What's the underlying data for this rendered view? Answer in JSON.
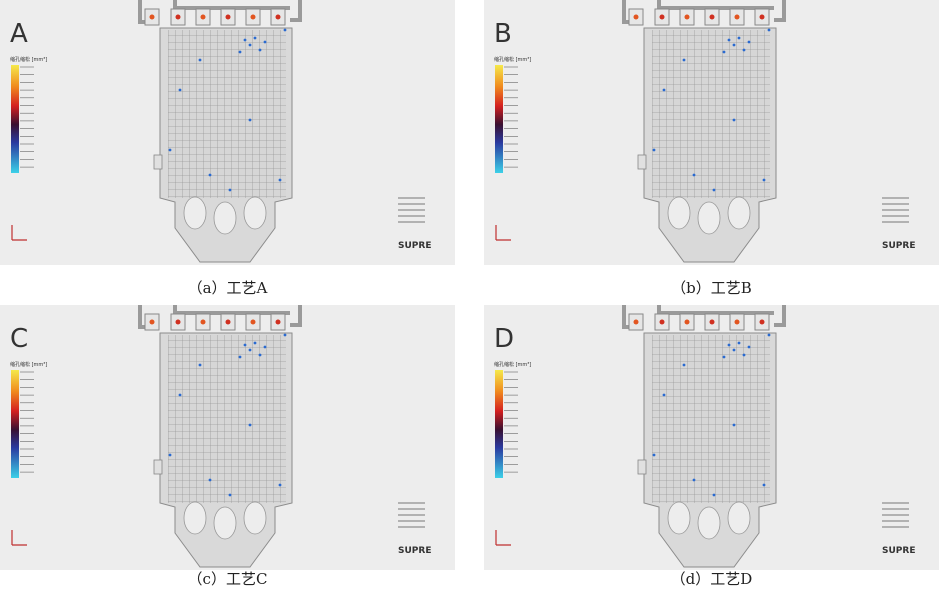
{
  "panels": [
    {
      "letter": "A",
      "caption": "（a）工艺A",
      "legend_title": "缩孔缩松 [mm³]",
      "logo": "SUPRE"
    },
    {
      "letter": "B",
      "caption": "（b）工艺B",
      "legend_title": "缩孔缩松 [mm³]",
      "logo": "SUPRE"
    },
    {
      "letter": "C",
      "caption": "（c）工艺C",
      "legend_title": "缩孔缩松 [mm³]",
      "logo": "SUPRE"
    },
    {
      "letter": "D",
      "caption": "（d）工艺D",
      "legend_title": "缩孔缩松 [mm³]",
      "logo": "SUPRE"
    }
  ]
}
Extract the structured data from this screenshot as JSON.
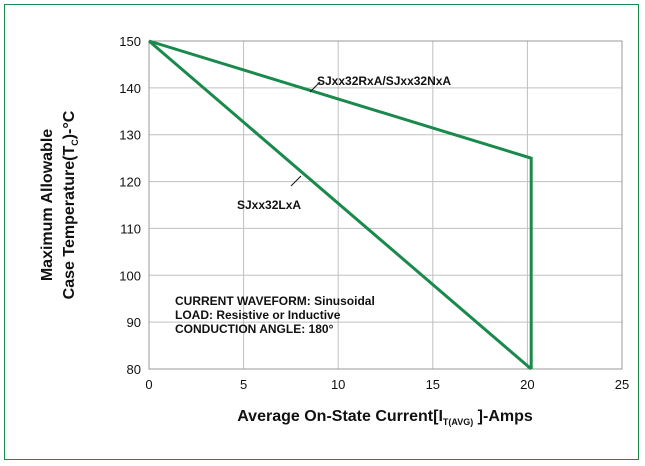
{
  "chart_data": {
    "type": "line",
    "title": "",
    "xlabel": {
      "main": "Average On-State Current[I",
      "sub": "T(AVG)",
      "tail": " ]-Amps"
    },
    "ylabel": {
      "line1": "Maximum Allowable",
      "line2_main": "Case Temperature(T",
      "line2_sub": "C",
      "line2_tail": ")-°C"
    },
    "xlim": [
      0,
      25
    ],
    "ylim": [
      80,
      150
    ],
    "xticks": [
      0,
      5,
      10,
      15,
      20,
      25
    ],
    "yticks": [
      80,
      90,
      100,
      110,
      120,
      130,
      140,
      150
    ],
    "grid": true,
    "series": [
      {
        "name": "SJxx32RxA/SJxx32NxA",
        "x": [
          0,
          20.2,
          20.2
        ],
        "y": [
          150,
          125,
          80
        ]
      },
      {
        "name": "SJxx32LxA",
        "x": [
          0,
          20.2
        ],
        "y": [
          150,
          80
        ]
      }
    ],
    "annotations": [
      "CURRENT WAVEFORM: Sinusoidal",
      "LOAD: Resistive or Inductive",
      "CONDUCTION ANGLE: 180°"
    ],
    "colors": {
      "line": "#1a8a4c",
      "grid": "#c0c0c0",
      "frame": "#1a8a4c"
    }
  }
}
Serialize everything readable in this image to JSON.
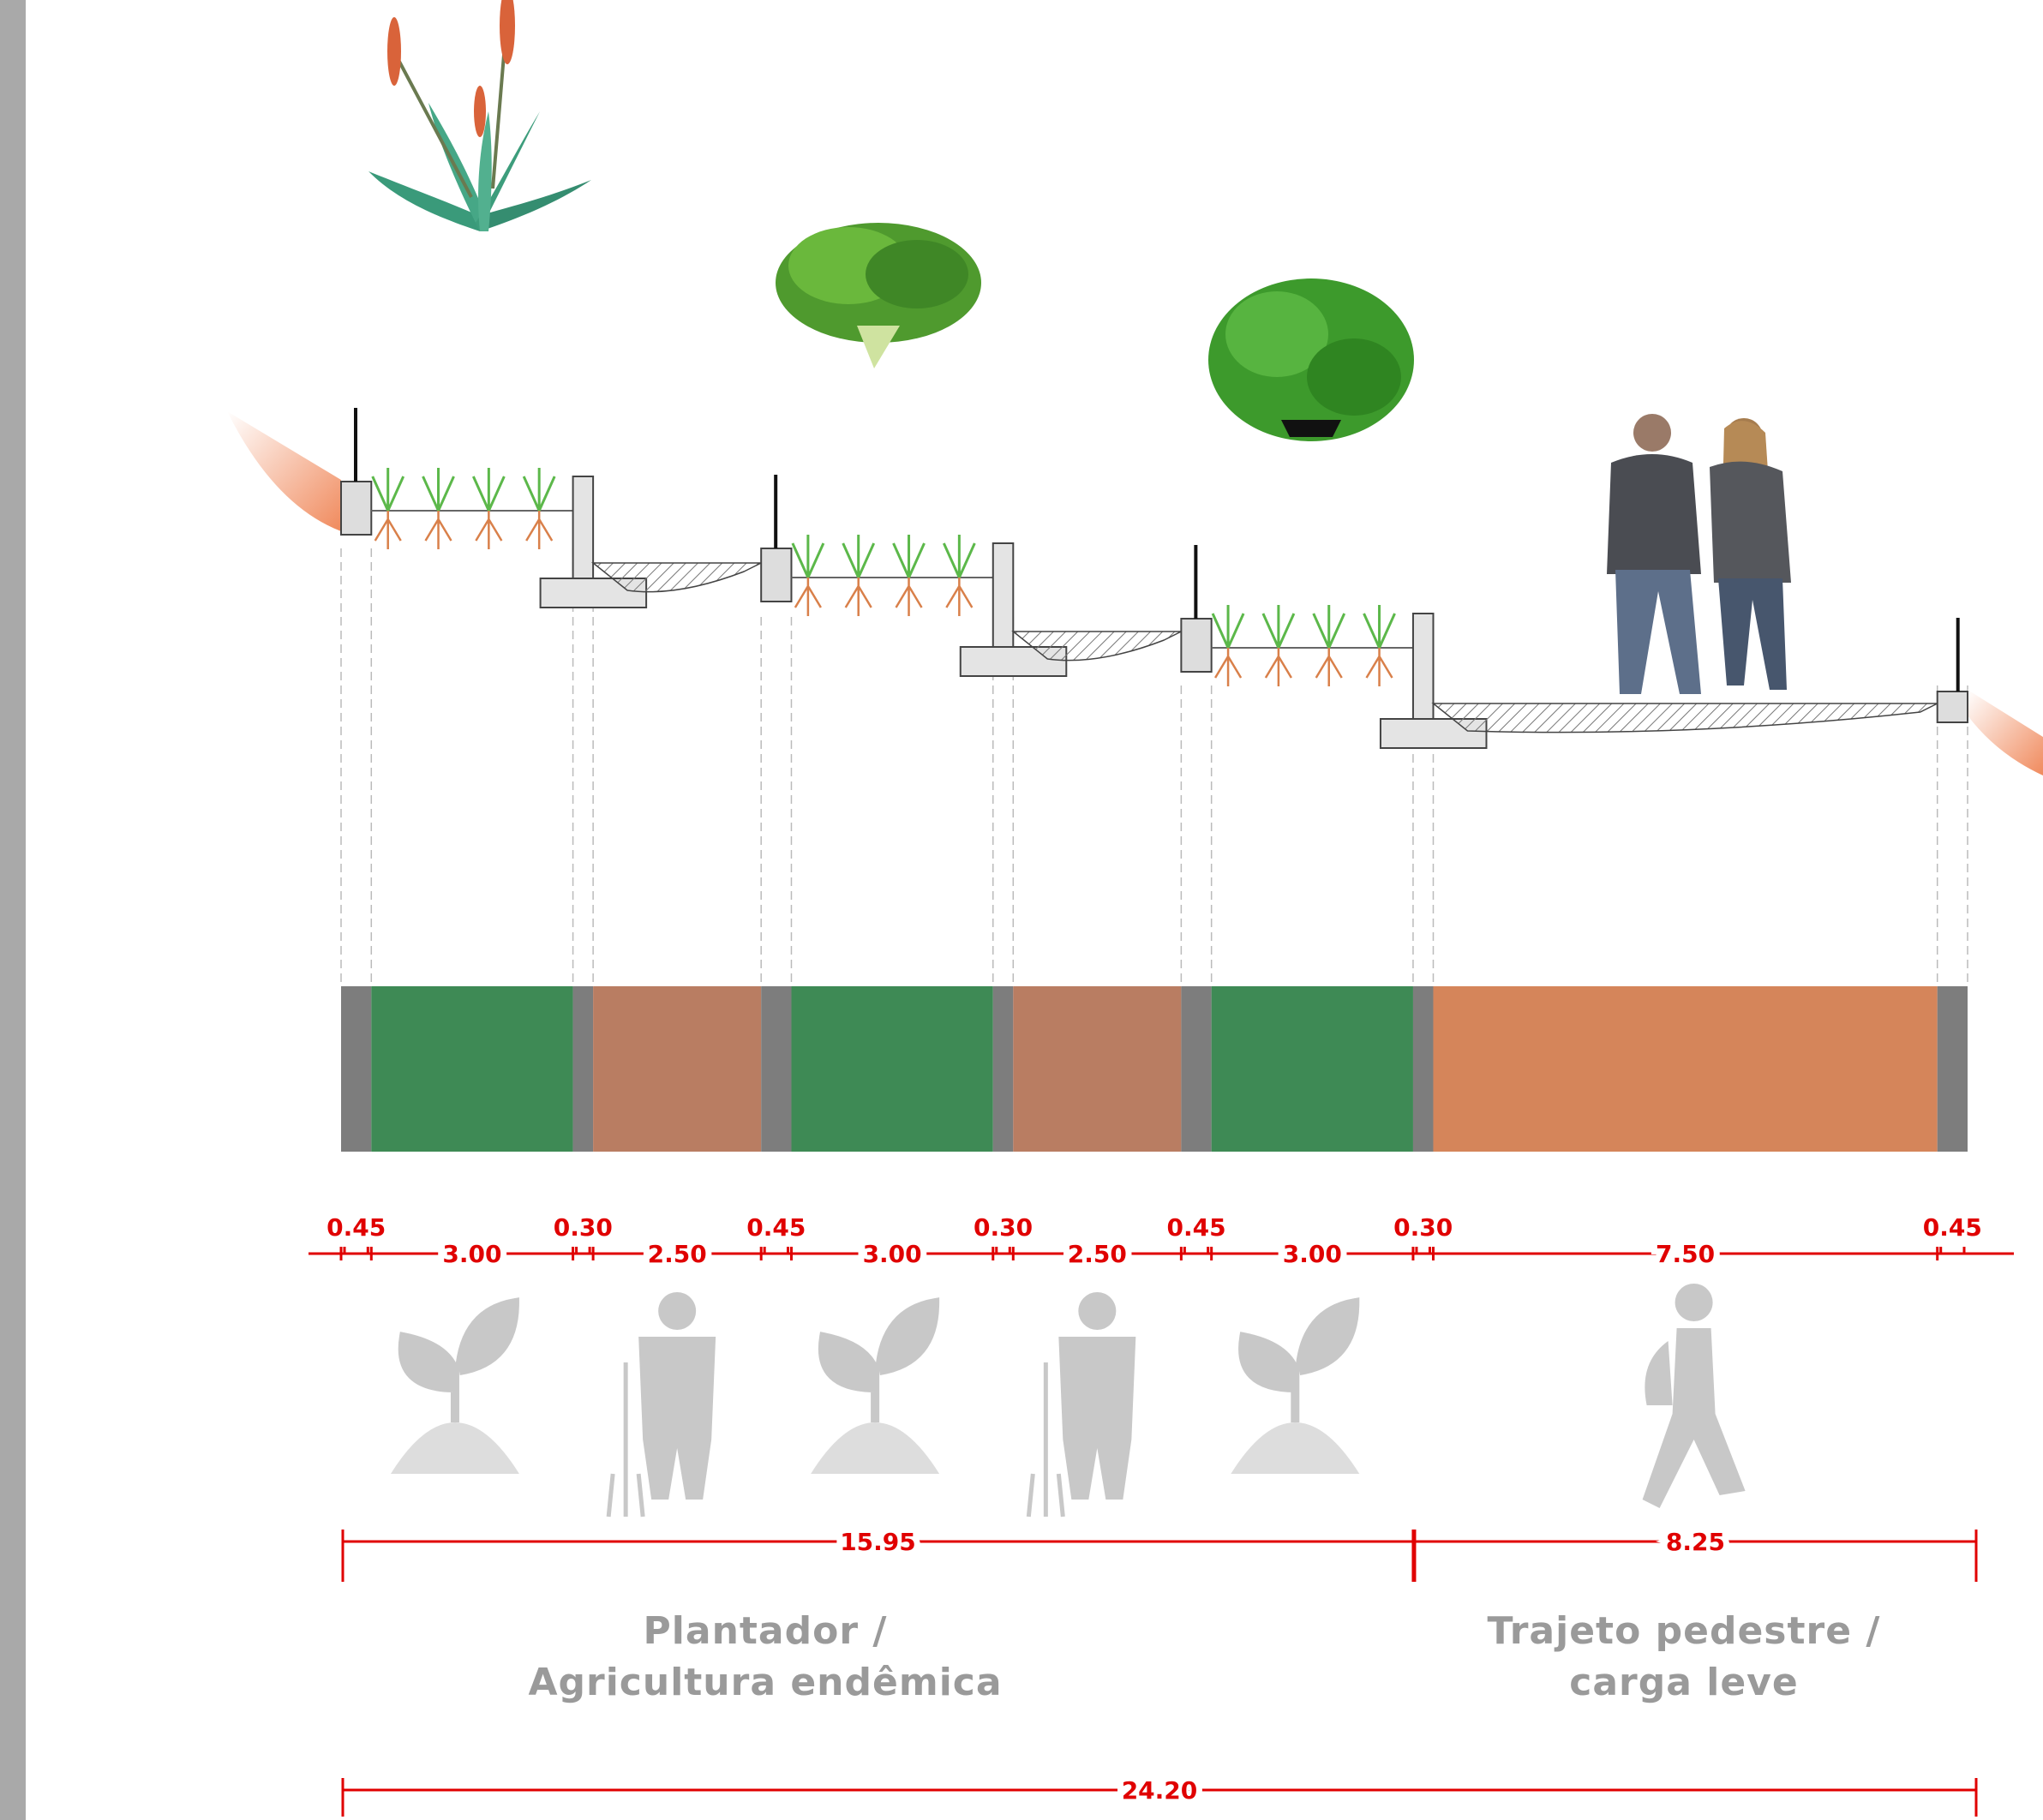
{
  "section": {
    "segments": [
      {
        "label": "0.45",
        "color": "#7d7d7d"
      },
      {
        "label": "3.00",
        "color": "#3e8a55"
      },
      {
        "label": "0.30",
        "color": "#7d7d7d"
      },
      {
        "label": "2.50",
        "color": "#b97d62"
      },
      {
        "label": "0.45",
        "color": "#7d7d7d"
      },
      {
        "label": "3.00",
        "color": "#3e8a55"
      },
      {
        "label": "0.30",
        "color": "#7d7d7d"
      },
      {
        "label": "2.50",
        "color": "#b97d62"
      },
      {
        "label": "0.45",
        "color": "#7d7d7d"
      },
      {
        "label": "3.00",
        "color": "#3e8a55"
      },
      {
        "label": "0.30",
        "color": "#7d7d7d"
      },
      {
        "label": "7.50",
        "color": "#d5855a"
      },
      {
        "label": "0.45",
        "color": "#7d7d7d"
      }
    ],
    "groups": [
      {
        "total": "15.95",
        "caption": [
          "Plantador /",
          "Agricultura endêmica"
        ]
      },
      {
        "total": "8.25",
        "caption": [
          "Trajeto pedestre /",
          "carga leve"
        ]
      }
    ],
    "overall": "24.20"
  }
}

+++

Task to complete
Your copy of the data above should match it exactly, except that pictures are left out.

Output
What's the underlying data for this rendered view? Answer in JSON.
{
  "panels": [
    {
      "letter": "A",
      "caption": "（a）工艺A",
      "legend_title": "缩孔缩松 [mm³]",
      "logo": "SUPRE"
    },
    {
      "letter": "B",
      "caption": "（b）工艺B",
      "legend_title": "缩孔缩松 [mm³]",
      "logo": "SUPRE"
    },
    {
      "letter": "C",
      "caption": "（c）工艺C",
      "legend_title": "缩孔缩松 [mm³]",
      "logo": "SUPRE"
    },
    {
      "letter": "D",
      "caption": "（d）工艺D",
      "legend_title": "缩孔缩松 [mm³]",
      "logo": "SUPRE"
    }
  ]
}
Extract the structured data from this screenshot as JSON.
{
  "chart_data": {
    "type": "line",
    "title": "",
    "xlabel": {
      "main": "Average On-State Current[I",
      "sub": "T(AVG)",
      "tail": " ]-Amps"
    },
    "ylabel": {
      "line1": "Maximum Allowable",
      "line2_main": "Case Temperature(T",
      "line2_sub": "C",
      "line2_tail": ")-°C"
    },
    "xlim": [
      0,
      25
    ],
    "ylim": [
      80,
      150
    ],
    "xticks": [
      0,
      5,
      10,
      15,
      20,
      25
    ],
    "yticks": [
      80,
      90,
      100,
      110,
      120,
      130,
      140,
      150
    ],
    "grid": true,
    "series": [
      {
        "name": "SJxx32RxA/SJxx32NxA",
        "x": [
          0,
          20.2,
          20.2
        ],
        "y": [
          150,
          125,
          80
        ]
      },
      {
        "name": "SJxx32LxA",
        "x": [
          0,
          20.2
        ],
        "y": [
          150,
          80
        ]
      }
    ],
    "annotations": [
      "CURRENT WAVEFORM: Sinusoidal",
      "LOAD: Resistive or Inductive",
      "CONDUCTION ANGLE: 180°"
    ],
    "colors": {
      "line": "#1a8a4c",
      "grid": "#c0c0c0",
      "frame": "#1a8a4c"
    }
  }
}
Serialize everything readable in this image to JSON.
{
  "section": {
    "segments": [
      {
        "label": "0.45",
        "color": "#7d7d7d"
      },
      {
        "label": "3.00",
        "color": "#3e8a55"
      },
      {
        "label": "0.30",
        "color": "#7d7d7d"
      },
      {
        "label": "2.50",
        "color": "#b97d62"
      },
      {
        "label": "0.45",
        "color": "#7d7d7d"
      },
      {
        "label": "3.00",
        "color": "#3e8a55"
      },
      {
        "label": "0.30",
        "color": "#7d7d7d"
      },
      {
        "label": "2.50",
        "color": "#b97d62"
      },
      {
        "label": "0.45",
        "color": "#7d7d7d"
      },
      {
        "label": "3.00",
        "color": "#3e8a55"
      },
      {
        "label": "0.30",
        "color": "#7d7d7d"
      },
      {
        "label": "7.50",
        "color": "#d5855a"
      },
      {
        "label": "0.45",
        "color": "#7d7d7d"
      }
    ],
    "groups": [
      {
        "total": "15.95",
        "caption": [
          "Plantador /",
          "Agricultura endêmica"
        ]
      },
      {
        "total": "8.25",
        "caption": [
          "Trajeto pedestre /",
          "carga leve"
        ]
      }
    ],
    "overall": "24.20"
  }
}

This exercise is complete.